SUPPLIED INFORMATION:
* begin *

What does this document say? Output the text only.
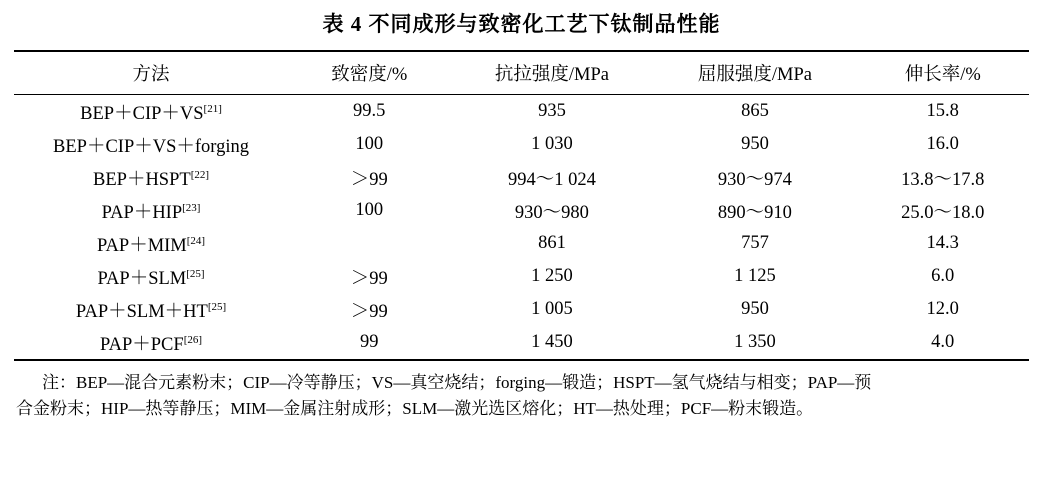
表 4 不同成形与致密化工艺下钛制品性能
方法	致密度/%	抗拉强度/MPa	屈服强度/MPa	伸长率/%
BEP＋CIP＋VS[21]	99.5	935	865	15.8
BEP＋CIP＋VS＋forging	100	1 030	950	16.0
BEP＋HSPT[22]	＞99	994～1 024	930～974	13.8～17.8
PAP＋HIP[23]	100	930～980	890～910	25.0～18.0
PAP＋MIM[24]		861	757	14.3
PAP＋SLM[25]	＞99	1 250	1 125	6.0
PAP＋SLM＋HT[25]	＞99	1 005	950	12.0
PAP＋PCF[26]	99	1 450	1 350	4.0
注：BEP—混合元素粉末；CIP—冷等静压；VS—真空烧结；forging—锻造；HSPT—氢气烧结与相变；PAP—预
合金粉末；HIP—热等静压；MIM—金属注射成形；SLM—激光选区熔化；HT—热处理；PCF—粉末锻造。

* end *

Where does the word "HSPT" appear? Return each line that holds it.

COMPLETE OUTPUT:
BEP＋HSPT[22]	＞99	994～1 024	930～974	13.8～17.8
注：BEP—混合元素粉末；CIP—冷等静压；VS—真空烧结；forging—锻造；HSPT—氢气烧结与相变；PAP—预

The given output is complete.